EXERCISE INSTRUCTIONS: Repeat each line of the material below exactly as it appears, minus any pictures.
::: RECORDS FOR THE TASK
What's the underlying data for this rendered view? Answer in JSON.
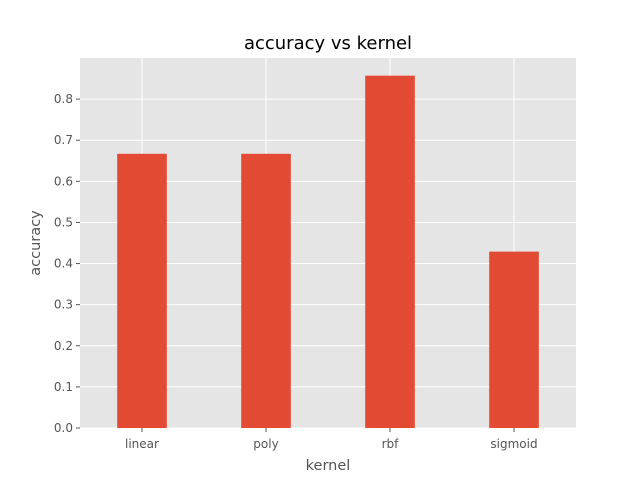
{
  "chart_data": {
    "type": "bar",
    "title": "accuracy vs kernel",
    "xlabel": "kernel",
    "ylabel": "accuracy",
    "categories": [
      "linear",
      "poly",
      "rbf",
      "sigmoid"
    ],
    "values": [
      0.667,
      0.667,
      0.857,
      0.429
    ],
    "ylim": [
      0,
      0.9
    ],
    "yticks": [
      "0.0",
      "0.1",
      "0.2",
      "0.3",
      "0.4",
      "0.5",
      "0.6",
      "0.7",
      "0.8"
    ],
    "grid": true,
    "style": "ggplot",
    "colors": {
      "bar": "#E24A33",
      "plot_background": "#E5E5E5",
      "grid": "#FFFFFF",
      "text": "#555555"
    }
  }
}
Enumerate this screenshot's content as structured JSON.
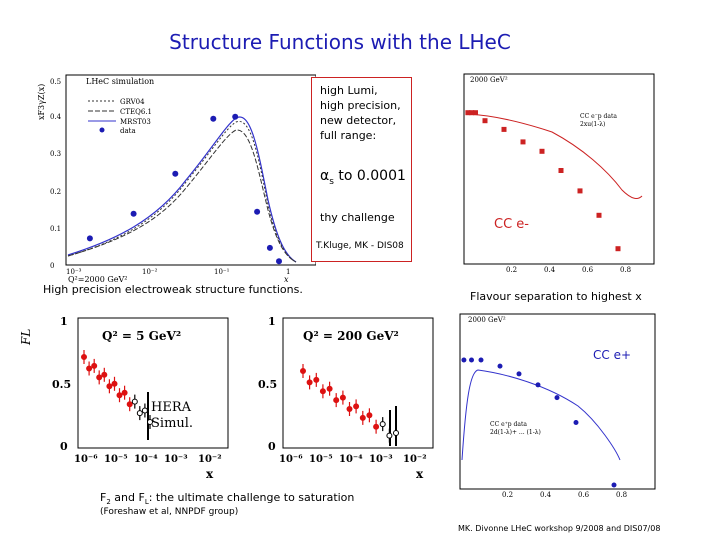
::::::
ANSWER TO THE EXERCISE:
What's the underlying data for this rendered view? Answer in JSON.
{
  "chart_data": {
    "type": "bar",
    "title": "accuracy vs kernel",
    "xlabel": "kernel",
    "ylabel": "accuracy",
    "categories": [
      "linear",
      "poly",
      "rbf",
      "sigmoid"
    ],
    "values": [
      0.667,
      0.667,
      0.857,
      0.429
    ],
    "ylim": [
      0,
      0.9
    ],
    "yticks": [
      "0.0",
      "0.1",
      "0.2",
      "0.3",
      "0.4",
      "0.5",
      "0.6",
      "0.7",
      "0.8"
    ],
    "grid": true,
    "style": "ggplot",
    "colors": {
      "bar": "#E24A33",
      "plot_background": "#E5E5E5",
      "grid": "#FFFFFF",
      "text": "#555555"
    }
  }
}
Enumerate this screenshot's content as structured JSON.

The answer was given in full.